▸ OBJECTIVES
• a. Translate this sentence from the crop data notebook into Spanish: "This notebook merges FDW crop data of individual countries into a single data file with cross-checking 'FNID' and 'Name' between FDW data and FEWS NET's Shapefile."
• b. Quote the crop data notebook between "## Crop Data" and "warnings.simplefilter(action='ignore', category=FutureWarning)", inclusive.
* Start TEXT *
## Crop Data Merge
- This notebook merges FDW crop data of individual countries into a single data file with cross-checking "FNID" and "Name" between FDW data and FEWS NET's Shapefile.

In [1]:
import os
import warnings
warnings.simplefilter(action='ignore', category=FutureWarning)
import numpy as np
import pandas as pd
import geopandas as gpd
from tools import save_hdf
import json
from tools import CreateLinkAdmin
import plotly.express as px
import plotly.graph_objects as go
from plotly.subplots import make_subplots
warnings.simplefilter(action='ignore', category=pd.errors.PerformanceWarning)
pd.options.mode.chained_assignment = None

### Merge crop data

In [2]:
# Merge crop data
countries_ISO = ['SO','MW','KE','BF','ML','TD']
container = []
for name in countries_ISO:
    df = pd.read_hdf('./data/crop/adm_crop_production_%s.hdf' % name)
    if name == 'KE':
        # Manual editing -------------------------- #
        # - Fill missing "Long" and "short" season records with "Annual" records for Kenya
        df = df.pivot_table(index='year', columns=['fnid','country','name','product','season_name','harvest_end','indicator'], values='value')
        annual = df.loc[:,pd.IndexSlice[:,'Kenya',:,'Maize','Annual']]
        annual.columns = annual.columns.droplevel([1,2,3,4,5])
        long = df.loc[:,pd.IndexSlice[:,'Kenya',:,'Maize','Long']]
        long.columns = long.columns.droplevel([1,2,3,4,5])
* End TEXT *
* Start RECORDED INFORMATION *
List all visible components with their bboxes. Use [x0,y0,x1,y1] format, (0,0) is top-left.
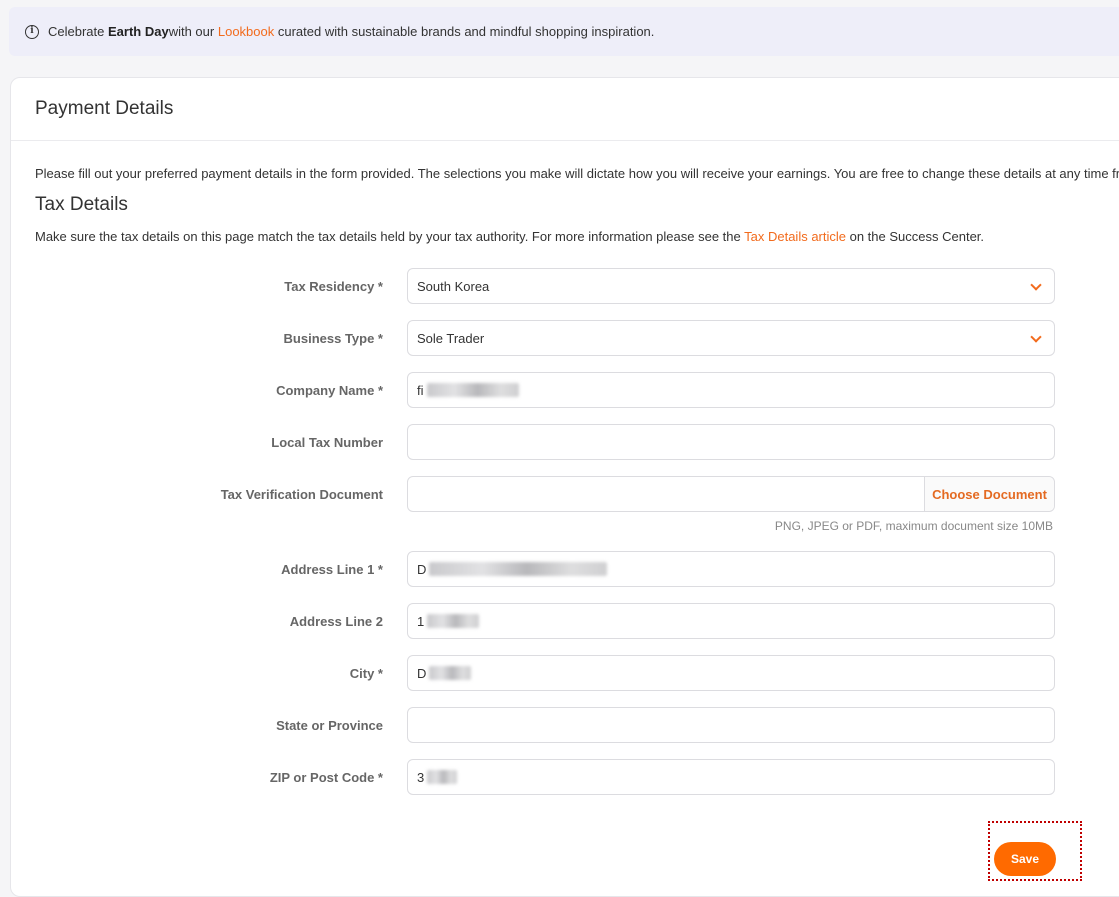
* End RECORDED INFORMATION *
▸ RESPONSES BY TASK
• a. Este cuaderno combina los datos de cultivos de FDW de países individuales en un único archivo de datos, verificando de forma cruzada "FNID" y "Name" entre los datos de FDW y el Shapefile de FEWS NET.

• b.
## Crop Data Merge
- This notebook merges FDW crop data of individual countries into a single data file with cross-checking "FNID" and "Name" between FDW data and FEWS NET's Shapefile.

In [1]:
import os
import warnings
warnings.simplefilter(action='ignore', category=FutureWarning)